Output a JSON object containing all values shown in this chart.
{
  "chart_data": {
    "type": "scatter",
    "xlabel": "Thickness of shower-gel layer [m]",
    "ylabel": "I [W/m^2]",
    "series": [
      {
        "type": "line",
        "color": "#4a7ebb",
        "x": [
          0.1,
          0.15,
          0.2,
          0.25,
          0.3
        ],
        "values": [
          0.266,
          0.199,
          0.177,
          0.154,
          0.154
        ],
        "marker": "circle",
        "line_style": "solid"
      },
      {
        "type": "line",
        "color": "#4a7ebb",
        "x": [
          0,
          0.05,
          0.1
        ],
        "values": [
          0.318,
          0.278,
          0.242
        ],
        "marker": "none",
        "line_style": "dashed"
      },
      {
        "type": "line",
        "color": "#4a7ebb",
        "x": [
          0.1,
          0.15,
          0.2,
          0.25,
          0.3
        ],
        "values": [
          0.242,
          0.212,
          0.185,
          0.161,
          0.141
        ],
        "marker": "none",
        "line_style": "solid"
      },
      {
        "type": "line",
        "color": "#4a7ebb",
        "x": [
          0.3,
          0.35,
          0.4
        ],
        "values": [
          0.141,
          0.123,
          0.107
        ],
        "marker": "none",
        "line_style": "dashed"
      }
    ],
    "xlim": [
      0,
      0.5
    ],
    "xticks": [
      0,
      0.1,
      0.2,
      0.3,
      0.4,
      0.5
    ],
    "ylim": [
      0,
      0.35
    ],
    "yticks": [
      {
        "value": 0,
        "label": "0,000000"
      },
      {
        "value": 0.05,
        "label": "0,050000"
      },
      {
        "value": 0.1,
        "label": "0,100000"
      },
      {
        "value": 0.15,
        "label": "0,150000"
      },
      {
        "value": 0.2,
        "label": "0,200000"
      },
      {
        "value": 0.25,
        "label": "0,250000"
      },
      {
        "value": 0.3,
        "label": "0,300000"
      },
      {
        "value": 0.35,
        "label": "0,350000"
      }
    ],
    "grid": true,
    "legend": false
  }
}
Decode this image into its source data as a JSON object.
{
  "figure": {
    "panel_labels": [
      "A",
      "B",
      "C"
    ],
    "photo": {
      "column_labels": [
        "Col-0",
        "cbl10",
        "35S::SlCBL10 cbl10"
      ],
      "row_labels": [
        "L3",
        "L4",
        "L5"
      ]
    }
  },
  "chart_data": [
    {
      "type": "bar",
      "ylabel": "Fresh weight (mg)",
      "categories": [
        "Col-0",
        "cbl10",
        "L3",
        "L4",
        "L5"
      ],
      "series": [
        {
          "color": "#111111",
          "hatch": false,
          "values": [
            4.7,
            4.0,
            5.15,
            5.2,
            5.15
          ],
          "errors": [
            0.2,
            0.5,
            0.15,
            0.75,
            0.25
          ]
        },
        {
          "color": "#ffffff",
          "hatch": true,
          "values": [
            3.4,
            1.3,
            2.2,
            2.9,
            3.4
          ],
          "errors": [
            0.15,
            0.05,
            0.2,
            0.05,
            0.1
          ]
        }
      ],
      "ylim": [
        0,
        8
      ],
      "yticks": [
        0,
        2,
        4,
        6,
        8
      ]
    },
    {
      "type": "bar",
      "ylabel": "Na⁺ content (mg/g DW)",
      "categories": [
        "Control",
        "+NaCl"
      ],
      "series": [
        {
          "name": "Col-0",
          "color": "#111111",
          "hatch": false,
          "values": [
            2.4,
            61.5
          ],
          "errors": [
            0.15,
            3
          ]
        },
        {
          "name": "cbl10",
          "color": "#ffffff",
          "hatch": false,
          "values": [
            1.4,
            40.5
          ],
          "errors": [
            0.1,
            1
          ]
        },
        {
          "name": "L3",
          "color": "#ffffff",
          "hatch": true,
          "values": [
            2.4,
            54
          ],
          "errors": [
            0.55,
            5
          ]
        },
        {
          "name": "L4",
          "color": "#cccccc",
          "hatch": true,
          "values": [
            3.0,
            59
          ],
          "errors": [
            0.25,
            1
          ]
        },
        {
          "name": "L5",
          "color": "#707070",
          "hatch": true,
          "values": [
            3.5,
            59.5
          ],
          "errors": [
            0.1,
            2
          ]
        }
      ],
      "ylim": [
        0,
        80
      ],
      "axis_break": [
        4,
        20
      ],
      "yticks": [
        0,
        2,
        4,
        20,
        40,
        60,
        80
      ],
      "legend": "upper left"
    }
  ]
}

Set exercise: Extract the listing in its entirety and repeat it exactly.

Task response:
Output a JSON object containing all values shown in this chart.
{
  "chart_data": {
    "type": "scatter",
    "xlabel": "Thickness of shower-gel layer [m]",
    "ylabel": "I [W/m^2]",
    "series": [
      {
        "type": "line",
        "color": "#4a7ebb",
        "x": [
          0.1,
          0.15,
          0.2,
          0.25,
          0.3
        ],
        "values": [
          0.266,
          0.199,
          0.177,
          0.154,
          0.154
        ],
        "marker": "circle",
        "line_style": "solid"
      },
      {
        "type": "line",
        "color": "#4a7ebb",
        "x": [
          0,
          0.05,
          0.1
        ],
        "values": [
          0.318,
          0.278,
          0.242
        ],
        "marker": "none",
        "line_style": "dashed"
      },
      {
        "type": "line",
        "color": "#4a7ebb",
        "x": [
          0.1,
          0.15,
          0.2,
          0.25,
          0.3
        ],
        "values": [
          0.242,
          0.212,
          0.185,
          0.161,
          0.141
        ],
        "marker": "none",
        "line_style": "solid"
      },
      {
        "type": "line",
        "color": "#4a7ebb",
        "x": [
          0.3,
          0.35,
          0.4
        ],
        "values": [
          0.141,
          0.123,
          0.107
        ],
        "marker": "none",
        "line_style": "dashed"
      }
    ],
    "xlim": [
      0,
      0.5
    ],
    "xticks": [
      0,
      0.1,
      0.2,
      0.3,
      0.4,
      0.5
    ],
    "ylim": [
      0,
      0.35
    ],
    "yticks": [
      {
        "value": 0,
        "label": "0,000000"
      },
      {
        "value": 0.05,
        "label": "0,050000"
      },
      {
        "value": 0.1,
        "label": "0,100000"
      },
      {
        "value": 0.15,
        "label": "0,150000"
      },
      {
        "value": 0.2,
        "label": "0,200000"
      },
      {
        "value": 0.25,
        "label": "0,250000"
      },
      {
        "value": 0.3,
        "label": "0,300000"
      },
      {
        "value": 0.35,
        "label": "0,350000"
      }
    ],
    "grid": true,
    "legend": false
  }
}
Decode this image into its source data as a JSON object.
{
  "figure": {
    "panel_labels": [
      "A",
      "B",
      "C"
    ],
    "photo": {
      "column_labels": [
        "Col-0",
        "cbl10",
        "35S::SlCBL10 cbl10"
      ],
      "row_labels": [
        "L3",
        "L4",
        "L5"
      ]
    }
  },
  "chart_data": [
    {
      "type": "bar",
      "ylabel": "Fresh weight (mg)",
      "categories": [
        "Col-0",
        "cbl10",
        "L3",
        "L4",
        "L5"
      ],
      "series": [
        {
          "color": "#111111",
          "hatch": false,
          "values": [
            4.7,
            4.0,
            5.15,
            5.2,
            5.15
          ],
          "errors": [
            0.2,
            0.5,
            0.15,
            0.75,
            0.25
          ]
        },
        {
          "color": "#ffffff",
          "hatch": true,
          "values": [
            3.4,
            1.3,
            2.2,
            2.9,
            3.4
          ],
          "errors": [
            0.15,
            0.05,
            0.2,
            0.05,
            0.1
          ]
        }
      ],
      "ylim": [
        0,
        8
      ],
      "yticks": [
        0,
        2,
        4,
        6,
        8
      ]
    },
    {
      "type": "bar",
      "ylabel": "Na⁺ content (mg/g DW)",
      "categories": [
        "Control",
        "+NaCl"
      ],
      "series": [
        {
          "name": "Col-0",
          "color": "#111111",
          "hatch": false,
          "values": [
            2.4,
            61.5
          ],
          "errors": [
            0.15,
            3
          ]
        },
        {
          "name": "cbl10",
          "color": "#ffffff",
          "hatch": false,
          "values": [
            1.4,
            40.5
          ],
          "errors": [
            0.1,
            1
          ]
        },
        {
          "name": "L3",
          "color": "#ffffff",
          "hatch": true,
          "values": [
            2.4,
            54
          ],
          "errors": [
            0.55,
            5
          ]
        },
        {
          "name": "L4",
          "color": "#cccccc",
          "hatch": true,
          "values": [
            3.0,
            59
          ],
          "errors": [
            0.25,
            1
          ]
        },
        {
          "name": "L5",
          "color": "#707070",
          "hatch": true,
          "values": [
            3.5,
            59.5
          ],
          "errors": [
            0.1,
            2
          ]
        }
      ],
      "ylim": [
        0,
        80
      ],
      "axis_break": [
        4,
        20
      ],
      "yticks": [
        0,
        2,
        4,
        20,
        40,
        60,
        80
      ],
      "legend": "upper left"
    }
  ]
}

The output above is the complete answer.